> **Task data**:
-- Start --

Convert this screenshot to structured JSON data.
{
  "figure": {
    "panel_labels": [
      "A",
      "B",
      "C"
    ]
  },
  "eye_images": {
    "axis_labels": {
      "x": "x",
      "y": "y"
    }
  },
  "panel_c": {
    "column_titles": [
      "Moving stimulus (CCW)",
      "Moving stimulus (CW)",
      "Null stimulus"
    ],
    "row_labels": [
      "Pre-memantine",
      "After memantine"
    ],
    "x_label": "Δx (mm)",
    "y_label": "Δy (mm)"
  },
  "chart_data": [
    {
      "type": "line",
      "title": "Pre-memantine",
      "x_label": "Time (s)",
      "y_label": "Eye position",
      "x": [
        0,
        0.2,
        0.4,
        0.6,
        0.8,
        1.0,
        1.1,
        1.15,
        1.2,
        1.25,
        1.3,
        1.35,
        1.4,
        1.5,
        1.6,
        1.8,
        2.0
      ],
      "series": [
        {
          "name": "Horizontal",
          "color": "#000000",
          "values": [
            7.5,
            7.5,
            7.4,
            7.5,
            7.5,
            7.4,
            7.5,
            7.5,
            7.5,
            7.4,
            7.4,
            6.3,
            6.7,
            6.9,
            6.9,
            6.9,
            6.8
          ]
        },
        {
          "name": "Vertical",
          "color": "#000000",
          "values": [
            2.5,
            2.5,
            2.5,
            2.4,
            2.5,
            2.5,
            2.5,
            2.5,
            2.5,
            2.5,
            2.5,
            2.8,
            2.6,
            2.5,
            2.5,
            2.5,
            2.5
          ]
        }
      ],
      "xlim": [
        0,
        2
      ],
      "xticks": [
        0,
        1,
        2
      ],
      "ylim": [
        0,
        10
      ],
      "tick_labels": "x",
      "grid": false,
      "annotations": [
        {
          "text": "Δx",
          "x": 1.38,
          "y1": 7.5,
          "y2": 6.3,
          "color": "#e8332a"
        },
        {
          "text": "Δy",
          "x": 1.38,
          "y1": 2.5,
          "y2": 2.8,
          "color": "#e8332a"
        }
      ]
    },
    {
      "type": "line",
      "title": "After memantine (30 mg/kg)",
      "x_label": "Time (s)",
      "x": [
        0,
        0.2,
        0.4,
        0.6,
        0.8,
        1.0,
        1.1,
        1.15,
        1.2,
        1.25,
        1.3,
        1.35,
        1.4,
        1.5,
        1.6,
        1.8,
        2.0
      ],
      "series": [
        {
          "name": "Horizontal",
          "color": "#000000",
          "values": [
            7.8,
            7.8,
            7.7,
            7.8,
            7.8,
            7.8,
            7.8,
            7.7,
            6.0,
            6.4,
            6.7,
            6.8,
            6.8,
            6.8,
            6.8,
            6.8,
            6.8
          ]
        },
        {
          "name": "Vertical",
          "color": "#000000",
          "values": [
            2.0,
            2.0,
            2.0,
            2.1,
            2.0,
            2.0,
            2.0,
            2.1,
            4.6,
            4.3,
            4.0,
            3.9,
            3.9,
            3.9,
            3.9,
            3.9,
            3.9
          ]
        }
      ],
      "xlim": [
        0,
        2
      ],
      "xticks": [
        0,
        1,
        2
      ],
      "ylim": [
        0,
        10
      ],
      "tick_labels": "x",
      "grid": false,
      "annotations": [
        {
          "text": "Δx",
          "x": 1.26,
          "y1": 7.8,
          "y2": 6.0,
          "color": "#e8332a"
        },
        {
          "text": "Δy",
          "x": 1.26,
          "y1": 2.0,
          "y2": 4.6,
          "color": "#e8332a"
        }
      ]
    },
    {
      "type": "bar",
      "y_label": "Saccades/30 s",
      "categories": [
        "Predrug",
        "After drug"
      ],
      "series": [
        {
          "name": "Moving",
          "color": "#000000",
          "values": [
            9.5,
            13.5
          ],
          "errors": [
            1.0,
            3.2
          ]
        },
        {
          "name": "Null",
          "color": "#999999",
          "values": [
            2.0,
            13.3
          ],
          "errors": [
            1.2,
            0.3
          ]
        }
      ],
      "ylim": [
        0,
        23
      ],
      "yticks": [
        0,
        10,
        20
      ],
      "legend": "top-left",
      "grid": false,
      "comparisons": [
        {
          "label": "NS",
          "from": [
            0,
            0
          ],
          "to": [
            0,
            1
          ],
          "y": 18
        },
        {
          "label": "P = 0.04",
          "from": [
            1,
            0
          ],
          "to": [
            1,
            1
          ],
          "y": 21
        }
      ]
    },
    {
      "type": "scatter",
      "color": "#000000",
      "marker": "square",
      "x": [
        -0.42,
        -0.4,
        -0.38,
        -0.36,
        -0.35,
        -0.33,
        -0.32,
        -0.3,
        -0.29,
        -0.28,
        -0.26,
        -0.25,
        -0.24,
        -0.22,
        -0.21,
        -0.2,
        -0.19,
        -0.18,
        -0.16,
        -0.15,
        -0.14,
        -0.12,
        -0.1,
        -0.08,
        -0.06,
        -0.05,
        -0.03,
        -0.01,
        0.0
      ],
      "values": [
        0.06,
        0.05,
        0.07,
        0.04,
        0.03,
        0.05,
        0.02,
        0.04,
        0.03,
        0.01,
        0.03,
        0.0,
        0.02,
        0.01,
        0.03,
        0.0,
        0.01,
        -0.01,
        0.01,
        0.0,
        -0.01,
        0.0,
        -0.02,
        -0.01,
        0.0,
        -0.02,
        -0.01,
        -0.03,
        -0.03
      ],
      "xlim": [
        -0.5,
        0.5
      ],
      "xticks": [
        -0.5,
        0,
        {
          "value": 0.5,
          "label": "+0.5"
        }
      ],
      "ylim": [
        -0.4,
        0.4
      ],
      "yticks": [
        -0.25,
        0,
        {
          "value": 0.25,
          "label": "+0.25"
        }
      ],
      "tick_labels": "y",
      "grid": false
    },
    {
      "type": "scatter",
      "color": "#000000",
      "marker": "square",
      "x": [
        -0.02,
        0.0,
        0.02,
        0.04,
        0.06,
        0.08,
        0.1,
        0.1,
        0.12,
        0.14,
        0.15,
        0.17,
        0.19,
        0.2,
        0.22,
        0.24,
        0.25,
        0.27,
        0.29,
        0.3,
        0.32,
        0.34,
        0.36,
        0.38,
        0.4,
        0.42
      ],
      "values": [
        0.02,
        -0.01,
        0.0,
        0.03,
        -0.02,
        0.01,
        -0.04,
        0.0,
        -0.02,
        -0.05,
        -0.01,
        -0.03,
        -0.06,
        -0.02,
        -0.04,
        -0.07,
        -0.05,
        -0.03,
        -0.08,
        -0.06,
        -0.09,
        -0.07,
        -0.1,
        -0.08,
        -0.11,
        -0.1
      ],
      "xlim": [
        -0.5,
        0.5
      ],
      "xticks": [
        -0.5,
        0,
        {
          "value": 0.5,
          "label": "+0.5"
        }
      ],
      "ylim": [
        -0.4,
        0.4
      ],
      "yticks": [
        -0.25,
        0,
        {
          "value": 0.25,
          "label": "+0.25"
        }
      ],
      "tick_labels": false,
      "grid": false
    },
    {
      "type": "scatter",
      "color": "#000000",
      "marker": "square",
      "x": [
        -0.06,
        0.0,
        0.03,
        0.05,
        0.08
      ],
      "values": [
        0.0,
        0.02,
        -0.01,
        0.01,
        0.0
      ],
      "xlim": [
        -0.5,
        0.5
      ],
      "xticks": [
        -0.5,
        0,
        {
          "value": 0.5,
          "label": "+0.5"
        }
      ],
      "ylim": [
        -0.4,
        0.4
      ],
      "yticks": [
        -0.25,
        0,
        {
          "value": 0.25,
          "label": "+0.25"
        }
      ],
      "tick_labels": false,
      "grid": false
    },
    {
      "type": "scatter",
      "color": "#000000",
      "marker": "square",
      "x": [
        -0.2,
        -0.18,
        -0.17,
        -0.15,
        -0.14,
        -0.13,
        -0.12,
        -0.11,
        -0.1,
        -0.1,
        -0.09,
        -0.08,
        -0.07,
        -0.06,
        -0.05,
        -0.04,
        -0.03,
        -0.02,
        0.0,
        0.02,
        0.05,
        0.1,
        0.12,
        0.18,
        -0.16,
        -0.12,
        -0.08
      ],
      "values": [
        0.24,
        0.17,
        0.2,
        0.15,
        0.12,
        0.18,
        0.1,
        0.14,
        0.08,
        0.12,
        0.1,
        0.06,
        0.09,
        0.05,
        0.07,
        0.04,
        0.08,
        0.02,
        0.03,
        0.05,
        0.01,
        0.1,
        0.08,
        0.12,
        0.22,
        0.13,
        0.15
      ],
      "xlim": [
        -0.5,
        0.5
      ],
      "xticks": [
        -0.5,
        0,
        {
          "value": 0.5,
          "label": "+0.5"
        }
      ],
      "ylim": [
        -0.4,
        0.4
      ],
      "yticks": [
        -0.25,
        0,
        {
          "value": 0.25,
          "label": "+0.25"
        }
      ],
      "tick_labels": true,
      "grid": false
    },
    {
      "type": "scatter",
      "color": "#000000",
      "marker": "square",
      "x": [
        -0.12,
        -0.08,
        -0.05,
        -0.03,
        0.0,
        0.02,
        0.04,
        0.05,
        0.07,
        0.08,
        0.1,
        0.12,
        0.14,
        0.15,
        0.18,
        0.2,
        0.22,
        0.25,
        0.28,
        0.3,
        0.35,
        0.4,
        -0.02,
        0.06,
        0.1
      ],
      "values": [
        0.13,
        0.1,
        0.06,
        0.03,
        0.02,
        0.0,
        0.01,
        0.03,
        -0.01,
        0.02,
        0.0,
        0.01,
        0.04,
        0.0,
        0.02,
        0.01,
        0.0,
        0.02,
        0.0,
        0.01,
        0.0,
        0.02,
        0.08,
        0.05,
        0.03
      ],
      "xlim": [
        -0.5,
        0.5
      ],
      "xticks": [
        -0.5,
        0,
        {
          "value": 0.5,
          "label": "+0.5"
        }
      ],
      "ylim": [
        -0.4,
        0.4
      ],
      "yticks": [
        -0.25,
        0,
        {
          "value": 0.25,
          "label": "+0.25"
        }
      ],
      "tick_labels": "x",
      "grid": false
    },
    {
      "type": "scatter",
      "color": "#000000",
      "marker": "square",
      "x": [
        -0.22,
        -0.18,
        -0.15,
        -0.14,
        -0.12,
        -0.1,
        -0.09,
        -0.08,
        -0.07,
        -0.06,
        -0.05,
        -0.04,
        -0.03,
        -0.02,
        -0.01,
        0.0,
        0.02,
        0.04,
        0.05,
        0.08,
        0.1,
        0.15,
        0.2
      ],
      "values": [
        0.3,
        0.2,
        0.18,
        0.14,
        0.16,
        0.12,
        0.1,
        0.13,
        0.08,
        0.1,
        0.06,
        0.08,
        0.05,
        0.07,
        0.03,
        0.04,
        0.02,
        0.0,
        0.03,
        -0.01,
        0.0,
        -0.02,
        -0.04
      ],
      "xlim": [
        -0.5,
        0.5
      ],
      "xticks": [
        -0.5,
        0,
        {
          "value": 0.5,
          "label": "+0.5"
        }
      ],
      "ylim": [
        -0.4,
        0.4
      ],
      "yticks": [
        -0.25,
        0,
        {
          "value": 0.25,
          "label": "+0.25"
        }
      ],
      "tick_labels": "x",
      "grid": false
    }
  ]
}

-- End --

> **Task instructions**: Identify and extract each line of the listing that contains "Moving".

> **Expected answer**:
      "Moving stimulus (CCW)",
      "Moving stimulus (CW)",
          "name": "Moving",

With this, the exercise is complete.